(Data records)
▼

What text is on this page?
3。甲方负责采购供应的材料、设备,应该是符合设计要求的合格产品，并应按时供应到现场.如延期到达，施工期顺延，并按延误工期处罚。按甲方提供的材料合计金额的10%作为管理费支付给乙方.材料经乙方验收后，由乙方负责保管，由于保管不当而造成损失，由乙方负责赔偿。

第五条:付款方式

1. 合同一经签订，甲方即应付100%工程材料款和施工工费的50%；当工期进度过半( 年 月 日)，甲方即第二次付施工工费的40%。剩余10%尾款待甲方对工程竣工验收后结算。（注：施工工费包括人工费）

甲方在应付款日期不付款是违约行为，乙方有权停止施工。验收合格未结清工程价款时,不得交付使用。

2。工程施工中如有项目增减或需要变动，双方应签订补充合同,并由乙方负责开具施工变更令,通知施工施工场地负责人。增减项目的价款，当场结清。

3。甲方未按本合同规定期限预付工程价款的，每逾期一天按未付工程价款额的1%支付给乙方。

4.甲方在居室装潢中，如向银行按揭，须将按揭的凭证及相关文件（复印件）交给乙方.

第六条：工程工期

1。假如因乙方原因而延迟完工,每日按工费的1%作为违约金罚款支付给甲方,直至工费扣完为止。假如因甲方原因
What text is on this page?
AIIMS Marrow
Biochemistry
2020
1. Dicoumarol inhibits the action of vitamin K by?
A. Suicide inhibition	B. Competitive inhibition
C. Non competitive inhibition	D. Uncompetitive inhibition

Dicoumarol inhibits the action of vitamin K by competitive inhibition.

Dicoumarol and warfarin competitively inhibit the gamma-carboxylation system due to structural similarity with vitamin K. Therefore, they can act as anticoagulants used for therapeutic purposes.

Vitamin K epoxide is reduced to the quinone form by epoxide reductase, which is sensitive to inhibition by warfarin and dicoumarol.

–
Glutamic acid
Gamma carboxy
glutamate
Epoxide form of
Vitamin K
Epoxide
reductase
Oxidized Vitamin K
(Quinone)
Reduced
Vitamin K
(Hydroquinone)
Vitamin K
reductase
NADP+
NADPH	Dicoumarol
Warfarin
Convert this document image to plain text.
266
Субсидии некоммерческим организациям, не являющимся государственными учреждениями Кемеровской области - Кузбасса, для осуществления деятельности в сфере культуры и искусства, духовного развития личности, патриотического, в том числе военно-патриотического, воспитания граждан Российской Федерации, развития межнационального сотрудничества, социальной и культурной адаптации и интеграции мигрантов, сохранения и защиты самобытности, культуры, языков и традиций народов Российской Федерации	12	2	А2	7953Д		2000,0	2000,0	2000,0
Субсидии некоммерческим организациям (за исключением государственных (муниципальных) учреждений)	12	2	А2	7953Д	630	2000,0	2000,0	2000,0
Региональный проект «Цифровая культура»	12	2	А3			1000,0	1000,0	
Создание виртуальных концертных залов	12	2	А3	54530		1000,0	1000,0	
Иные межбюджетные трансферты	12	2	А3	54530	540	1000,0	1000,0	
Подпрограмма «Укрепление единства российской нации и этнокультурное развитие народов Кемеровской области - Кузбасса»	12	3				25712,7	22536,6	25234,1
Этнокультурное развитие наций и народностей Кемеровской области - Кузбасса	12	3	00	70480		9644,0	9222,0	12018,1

▲

**Stated exercise:** Pull out and copy each line containing the string "развитие".

**The solution:**
Подпрограмма «Укрепление единства российской нации и этнокультурное развитие народов Кемеровской области - Кузбасса»	12	3				25712,7	22536,6	25234,1
Этнокультурное развитие наций и народностей Кемеровской области - Кузбасса	12	3	00	70480		9644,0	9222,0	12018,1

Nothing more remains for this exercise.